__Task description__
Identify, in the records below, every line where the string "video" appears, and copy each such line.

__Supplied entries__
____________
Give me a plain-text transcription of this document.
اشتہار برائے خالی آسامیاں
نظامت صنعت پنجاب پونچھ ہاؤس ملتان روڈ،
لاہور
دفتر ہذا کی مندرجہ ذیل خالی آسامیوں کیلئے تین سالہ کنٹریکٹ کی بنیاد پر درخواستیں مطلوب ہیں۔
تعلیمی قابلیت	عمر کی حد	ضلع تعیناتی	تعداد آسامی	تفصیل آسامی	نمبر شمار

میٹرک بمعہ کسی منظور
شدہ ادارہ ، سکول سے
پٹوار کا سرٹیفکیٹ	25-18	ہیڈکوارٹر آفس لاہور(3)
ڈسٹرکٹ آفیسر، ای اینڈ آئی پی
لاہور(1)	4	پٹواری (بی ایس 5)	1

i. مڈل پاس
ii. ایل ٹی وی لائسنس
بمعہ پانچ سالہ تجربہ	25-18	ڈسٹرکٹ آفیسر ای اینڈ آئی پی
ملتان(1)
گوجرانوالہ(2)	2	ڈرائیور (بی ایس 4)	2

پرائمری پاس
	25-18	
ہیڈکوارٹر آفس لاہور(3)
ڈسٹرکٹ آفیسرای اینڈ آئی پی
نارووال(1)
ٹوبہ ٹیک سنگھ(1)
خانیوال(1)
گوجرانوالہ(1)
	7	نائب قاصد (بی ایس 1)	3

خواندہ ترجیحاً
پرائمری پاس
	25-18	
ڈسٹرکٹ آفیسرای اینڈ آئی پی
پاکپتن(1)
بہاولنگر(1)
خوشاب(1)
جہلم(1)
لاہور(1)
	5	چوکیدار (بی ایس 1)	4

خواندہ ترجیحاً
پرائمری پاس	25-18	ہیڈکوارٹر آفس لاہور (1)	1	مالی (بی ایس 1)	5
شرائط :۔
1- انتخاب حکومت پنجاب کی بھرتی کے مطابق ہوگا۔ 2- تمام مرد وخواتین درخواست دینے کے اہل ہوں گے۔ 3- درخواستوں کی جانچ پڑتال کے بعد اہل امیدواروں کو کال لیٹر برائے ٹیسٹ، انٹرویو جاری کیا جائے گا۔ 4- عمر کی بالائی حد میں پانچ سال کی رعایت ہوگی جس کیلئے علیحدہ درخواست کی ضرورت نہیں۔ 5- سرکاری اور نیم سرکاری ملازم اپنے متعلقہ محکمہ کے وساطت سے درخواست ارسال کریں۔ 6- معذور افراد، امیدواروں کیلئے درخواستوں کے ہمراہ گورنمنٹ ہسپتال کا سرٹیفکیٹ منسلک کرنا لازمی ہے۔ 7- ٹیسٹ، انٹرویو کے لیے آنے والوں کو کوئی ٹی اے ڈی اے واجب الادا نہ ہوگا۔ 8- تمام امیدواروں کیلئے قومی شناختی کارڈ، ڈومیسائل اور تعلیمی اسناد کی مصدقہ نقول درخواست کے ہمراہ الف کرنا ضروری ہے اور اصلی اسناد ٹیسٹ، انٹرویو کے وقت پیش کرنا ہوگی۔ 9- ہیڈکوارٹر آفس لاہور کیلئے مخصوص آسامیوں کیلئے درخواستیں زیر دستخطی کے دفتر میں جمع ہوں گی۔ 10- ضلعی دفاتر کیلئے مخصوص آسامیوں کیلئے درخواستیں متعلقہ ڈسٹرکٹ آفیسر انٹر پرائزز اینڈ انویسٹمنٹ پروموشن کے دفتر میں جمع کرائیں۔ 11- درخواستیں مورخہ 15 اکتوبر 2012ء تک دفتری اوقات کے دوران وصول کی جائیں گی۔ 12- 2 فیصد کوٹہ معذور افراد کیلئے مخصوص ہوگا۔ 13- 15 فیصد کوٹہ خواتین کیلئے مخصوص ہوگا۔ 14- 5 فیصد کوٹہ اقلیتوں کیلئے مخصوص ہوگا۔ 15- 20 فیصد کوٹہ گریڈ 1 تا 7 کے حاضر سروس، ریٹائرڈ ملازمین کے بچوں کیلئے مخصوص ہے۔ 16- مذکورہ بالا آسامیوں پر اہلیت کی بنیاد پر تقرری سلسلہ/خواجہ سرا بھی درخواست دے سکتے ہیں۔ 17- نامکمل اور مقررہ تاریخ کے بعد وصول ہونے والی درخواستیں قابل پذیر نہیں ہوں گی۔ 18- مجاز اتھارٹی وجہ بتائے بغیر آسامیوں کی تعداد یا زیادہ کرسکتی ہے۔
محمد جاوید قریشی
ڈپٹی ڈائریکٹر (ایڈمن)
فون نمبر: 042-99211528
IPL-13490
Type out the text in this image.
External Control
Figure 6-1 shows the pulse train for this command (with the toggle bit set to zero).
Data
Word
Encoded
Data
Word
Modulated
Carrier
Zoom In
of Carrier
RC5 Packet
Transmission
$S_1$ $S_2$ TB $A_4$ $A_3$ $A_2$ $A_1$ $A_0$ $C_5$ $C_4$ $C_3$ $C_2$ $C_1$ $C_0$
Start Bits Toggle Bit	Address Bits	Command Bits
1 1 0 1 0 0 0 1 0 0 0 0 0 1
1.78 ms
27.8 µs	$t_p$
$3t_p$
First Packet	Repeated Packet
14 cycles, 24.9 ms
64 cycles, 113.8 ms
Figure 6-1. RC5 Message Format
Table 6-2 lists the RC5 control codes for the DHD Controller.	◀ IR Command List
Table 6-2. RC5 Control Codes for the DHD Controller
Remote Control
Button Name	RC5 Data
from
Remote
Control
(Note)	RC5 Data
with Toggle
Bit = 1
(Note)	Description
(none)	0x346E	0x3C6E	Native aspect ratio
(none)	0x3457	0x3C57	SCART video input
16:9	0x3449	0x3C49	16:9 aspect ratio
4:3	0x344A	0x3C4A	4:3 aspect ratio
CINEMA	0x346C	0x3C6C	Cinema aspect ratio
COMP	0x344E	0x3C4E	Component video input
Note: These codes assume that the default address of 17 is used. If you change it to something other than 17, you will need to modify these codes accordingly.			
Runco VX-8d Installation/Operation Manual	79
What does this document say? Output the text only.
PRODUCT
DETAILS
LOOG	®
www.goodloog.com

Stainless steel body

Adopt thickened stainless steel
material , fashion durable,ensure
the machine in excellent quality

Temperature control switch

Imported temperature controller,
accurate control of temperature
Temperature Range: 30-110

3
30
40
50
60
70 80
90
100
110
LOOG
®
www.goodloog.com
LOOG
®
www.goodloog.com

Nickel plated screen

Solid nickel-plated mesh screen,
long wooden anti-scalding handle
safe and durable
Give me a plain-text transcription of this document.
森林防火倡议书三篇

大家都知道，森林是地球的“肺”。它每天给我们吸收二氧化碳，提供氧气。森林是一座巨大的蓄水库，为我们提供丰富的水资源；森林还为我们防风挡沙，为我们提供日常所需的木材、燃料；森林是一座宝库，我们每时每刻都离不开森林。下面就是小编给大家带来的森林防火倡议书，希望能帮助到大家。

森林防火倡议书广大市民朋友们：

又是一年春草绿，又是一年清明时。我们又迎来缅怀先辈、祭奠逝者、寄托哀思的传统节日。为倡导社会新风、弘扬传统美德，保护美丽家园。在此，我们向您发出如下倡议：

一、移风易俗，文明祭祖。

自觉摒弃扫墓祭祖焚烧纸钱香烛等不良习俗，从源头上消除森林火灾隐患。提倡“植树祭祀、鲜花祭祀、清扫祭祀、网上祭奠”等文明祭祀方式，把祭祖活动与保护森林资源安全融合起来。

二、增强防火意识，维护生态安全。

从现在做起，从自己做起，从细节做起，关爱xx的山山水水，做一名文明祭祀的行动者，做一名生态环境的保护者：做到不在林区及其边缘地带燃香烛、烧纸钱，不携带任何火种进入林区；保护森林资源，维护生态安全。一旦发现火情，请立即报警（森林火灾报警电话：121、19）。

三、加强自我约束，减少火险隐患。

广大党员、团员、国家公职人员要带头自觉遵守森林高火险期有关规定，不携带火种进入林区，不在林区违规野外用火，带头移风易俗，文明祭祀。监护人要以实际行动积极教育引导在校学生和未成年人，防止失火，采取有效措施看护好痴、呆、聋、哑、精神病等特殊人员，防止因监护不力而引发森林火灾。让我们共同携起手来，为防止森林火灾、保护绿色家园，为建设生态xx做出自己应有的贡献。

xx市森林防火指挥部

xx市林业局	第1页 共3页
____________
__Response__
(none)	0x3457	0x3C57	SCART video input
COMP	0x344E	0x3C4E	Component video input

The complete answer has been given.